>>>>>
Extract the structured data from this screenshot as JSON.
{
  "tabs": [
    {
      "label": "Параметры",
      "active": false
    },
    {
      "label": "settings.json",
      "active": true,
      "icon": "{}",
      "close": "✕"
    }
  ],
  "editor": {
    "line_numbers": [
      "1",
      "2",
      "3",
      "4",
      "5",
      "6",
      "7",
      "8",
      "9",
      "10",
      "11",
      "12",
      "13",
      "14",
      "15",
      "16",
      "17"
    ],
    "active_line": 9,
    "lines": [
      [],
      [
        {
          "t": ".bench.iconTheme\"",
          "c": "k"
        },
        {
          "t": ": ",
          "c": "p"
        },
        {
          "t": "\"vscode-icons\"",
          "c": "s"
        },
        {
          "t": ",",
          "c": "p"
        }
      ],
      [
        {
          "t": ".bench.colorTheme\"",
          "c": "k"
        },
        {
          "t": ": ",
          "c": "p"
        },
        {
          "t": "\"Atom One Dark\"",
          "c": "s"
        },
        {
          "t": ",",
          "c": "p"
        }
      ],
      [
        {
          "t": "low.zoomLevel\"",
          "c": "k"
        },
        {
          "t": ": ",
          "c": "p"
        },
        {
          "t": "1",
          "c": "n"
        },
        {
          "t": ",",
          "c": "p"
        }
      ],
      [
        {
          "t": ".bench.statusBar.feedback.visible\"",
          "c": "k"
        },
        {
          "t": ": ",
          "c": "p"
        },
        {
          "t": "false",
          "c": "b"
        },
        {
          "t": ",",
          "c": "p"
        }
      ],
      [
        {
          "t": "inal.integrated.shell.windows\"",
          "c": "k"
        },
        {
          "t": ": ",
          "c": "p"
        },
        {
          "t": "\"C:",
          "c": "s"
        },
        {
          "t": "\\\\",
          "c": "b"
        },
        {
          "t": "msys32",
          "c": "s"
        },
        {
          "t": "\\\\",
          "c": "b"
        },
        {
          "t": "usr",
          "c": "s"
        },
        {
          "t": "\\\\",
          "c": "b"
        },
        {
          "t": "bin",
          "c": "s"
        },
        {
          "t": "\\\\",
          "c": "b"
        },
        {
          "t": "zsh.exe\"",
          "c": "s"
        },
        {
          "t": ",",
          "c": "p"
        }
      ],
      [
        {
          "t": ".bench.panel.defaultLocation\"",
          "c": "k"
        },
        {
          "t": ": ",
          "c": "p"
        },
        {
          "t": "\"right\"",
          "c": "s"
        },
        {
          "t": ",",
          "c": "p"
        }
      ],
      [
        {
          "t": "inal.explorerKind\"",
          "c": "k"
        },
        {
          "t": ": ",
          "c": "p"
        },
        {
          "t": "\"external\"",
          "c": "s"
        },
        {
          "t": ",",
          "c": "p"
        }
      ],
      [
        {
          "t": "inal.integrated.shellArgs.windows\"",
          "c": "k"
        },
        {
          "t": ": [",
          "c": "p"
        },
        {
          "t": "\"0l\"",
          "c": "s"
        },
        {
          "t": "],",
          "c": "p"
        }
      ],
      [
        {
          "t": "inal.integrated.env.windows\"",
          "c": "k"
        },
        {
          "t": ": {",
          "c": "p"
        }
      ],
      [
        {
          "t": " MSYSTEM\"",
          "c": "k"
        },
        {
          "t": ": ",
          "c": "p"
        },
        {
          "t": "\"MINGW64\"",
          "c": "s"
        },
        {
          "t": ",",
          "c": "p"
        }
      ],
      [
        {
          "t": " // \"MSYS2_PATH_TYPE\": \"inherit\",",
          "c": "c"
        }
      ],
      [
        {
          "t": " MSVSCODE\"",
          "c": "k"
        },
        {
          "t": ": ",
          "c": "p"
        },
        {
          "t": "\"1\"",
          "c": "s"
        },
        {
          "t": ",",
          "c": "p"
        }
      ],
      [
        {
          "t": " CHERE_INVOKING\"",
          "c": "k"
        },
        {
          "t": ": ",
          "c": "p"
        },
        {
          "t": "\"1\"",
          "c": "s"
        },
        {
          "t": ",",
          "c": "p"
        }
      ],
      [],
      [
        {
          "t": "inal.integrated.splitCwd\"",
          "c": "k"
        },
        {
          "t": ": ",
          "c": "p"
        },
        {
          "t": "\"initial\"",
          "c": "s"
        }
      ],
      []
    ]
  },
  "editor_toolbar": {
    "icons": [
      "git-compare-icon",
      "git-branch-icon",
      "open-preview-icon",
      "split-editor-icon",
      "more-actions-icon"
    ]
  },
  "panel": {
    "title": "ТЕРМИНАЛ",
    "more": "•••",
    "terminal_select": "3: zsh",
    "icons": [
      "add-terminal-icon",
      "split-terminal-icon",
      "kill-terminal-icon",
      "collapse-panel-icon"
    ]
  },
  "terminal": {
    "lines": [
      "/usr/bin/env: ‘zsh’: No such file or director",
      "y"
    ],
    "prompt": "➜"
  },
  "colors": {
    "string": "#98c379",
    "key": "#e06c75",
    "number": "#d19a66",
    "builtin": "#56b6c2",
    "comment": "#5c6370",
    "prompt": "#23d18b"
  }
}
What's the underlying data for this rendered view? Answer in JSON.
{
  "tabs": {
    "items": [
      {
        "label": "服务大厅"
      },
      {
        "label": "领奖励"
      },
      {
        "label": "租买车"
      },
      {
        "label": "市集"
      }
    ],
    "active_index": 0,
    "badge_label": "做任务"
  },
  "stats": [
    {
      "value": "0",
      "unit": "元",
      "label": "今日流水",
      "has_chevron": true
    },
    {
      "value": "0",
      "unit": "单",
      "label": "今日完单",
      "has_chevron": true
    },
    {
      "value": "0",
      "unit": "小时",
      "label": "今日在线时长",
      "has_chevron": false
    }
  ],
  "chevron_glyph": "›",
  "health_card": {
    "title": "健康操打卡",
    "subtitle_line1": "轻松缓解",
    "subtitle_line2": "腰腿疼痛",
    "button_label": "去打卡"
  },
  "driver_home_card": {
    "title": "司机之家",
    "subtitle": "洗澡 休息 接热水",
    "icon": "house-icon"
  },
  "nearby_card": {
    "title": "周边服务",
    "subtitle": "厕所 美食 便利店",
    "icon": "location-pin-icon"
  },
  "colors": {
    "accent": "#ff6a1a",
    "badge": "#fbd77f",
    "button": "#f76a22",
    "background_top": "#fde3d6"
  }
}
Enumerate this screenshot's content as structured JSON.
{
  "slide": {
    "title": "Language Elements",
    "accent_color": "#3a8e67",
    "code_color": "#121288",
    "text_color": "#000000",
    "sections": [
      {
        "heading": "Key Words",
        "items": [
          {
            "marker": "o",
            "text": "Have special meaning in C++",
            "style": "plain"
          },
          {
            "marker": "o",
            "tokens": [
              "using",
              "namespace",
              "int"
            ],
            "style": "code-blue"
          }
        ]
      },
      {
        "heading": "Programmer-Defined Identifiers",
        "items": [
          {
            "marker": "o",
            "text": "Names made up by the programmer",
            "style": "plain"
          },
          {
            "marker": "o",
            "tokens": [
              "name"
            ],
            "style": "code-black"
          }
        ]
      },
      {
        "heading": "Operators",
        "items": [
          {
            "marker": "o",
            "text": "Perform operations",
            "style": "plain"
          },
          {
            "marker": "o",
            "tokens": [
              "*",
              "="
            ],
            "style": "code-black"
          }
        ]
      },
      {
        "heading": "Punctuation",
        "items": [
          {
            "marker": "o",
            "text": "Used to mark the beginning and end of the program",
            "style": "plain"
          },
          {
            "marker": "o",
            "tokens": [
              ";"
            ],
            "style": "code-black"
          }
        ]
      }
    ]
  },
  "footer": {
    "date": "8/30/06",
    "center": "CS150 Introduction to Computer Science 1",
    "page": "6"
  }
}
<<<<<
**WHAT IS BEING ASKED**: Copy each line of the data that contains the word "integrated".

**OUTPUT FOR THIS EXERCISE**:
          "t": "inal.integrated.shell.windows\"",
          "t": "inal.integrated.shellArgs.windows\"",
          "t": "inal.integrated.env.windows\"",
          "t": "inal.integrated.splitCwd\"",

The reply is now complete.